§ Exercise description:
Consider the data that follows and state how many lines contain the string "screenshot", using the number alone.

● ● ● ● ● ● ●

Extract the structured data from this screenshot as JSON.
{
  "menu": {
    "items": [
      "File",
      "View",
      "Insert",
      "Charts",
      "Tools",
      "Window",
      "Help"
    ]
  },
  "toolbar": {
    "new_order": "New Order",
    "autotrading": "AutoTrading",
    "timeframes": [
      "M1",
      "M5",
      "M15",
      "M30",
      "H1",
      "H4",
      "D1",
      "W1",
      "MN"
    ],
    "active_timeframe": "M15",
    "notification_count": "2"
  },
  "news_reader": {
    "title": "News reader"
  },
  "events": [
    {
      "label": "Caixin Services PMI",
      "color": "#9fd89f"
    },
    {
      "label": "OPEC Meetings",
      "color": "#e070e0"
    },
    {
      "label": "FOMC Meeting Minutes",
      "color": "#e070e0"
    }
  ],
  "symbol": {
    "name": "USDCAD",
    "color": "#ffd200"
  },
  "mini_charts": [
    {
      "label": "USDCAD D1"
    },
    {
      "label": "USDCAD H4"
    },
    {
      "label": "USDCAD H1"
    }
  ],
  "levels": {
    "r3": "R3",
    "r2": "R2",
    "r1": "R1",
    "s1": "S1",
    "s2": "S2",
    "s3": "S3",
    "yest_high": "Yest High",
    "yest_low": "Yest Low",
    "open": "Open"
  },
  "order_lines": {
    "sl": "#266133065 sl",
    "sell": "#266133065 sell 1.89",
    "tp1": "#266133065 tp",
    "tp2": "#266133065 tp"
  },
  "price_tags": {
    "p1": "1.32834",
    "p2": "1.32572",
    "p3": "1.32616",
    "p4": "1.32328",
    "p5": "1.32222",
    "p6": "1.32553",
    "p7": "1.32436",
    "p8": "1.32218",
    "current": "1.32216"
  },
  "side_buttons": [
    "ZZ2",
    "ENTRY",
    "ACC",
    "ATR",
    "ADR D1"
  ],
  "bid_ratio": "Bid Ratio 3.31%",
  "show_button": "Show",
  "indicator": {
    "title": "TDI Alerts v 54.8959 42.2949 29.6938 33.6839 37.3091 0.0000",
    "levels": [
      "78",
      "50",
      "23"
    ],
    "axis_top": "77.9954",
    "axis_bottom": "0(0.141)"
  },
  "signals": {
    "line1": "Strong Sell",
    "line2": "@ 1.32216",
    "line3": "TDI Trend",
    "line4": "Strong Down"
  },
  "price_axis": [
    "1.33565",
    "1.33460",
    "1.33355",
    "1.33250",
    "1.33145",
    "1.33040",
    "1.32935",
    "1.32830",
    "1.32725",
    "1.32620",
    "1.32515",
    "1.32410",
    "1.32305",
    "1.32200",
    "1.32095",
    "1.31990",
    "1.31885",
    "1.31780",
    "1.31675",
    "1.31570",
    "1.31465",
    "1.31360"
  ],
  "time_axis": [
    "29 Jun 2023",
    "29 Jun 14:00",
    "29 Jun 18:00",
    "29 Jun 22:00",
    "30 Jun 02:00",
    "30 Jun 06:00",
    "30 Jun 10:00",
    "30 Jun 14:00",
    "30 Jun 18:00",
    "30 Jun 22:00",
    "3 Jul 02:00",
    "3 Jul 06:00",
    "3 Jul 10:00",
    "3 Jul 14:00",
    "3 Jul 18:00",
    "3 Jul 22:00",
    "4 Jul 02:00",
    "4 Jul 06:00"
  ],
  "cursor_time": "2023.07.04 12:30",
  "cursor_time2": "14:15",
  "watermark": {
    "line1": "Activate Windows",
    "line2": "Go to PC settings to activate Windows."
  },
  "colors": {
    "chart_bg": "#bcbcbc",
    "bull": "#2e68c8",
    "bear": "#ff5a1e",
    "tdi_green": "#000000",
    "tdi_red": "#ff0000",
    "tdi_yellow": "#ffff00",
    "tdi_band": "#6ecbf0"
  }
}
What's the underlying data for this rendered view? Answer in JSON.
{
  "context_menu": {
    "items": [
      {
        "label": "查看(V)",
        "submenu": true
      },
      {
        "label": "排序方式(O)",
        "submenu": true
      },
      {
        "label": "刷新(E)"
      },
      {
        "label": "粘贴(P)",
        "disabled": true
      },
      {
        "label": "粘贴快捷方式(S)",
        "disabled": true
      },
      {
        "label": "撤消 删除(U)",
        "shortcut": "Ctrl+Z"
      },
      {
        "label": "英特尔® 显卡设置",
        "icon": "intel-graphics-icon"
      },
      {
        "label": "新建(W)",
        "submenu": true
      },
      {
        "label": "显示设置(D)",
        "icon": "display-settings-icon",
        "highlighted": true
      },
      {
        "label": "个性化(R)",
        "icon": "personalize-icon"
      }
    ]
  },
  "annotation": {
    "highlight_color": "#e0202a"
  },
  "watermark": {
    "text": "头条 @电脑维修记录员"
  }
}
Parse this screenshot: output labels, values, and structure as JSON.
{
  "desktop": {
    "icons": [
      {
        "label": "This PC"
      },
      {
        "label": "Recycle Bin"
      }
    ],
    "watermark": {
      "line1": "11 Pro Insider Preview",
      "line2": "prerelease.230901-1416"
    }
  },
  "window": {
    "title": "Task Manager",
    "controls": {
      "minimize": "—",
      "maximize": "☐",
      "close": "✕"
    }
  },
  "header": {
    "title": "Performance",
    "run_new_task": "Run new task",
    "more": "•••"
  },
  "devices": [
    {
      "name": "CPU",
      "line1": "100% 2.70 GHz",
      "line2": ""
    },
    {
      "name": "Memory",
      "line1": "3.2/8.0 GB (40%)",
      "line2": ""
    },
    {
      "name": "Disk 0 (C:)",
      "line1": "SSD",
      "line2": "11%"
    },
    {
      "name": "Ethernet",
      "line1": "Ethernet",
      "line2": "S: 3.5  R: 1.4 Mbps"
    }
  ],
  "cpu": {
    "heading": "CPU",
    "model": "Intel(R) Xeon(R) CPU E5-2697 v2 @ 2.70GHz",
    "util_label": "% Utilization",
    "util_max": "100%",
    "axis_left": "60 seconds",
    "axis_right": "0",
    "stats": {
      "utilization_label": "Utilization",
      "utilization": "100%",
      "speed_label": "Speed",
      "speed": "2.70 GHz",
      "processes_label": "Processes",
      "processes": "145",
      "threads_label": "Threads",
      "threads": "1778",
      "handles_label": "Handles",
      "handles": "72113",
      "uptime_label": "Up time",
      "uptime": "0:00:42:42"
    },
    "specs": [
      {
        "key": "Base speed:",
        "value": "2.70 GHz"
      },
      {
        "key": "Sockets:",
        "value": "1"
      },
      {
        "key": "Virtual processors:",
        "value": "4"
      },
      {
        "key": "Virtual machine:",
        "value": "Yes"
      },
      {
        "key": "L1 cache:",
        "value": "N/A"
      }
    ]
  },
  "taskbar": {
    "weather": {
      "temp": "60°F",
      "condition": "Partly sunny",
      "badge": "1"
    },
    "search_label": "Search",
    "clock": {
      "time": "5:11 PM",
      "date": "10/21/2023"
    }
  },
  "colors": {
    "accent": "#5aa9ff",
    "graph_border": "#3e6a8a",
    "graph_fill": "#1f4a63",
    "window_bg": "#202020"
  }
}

● ● ● ● ● ● ●

§ Exercise answer:
2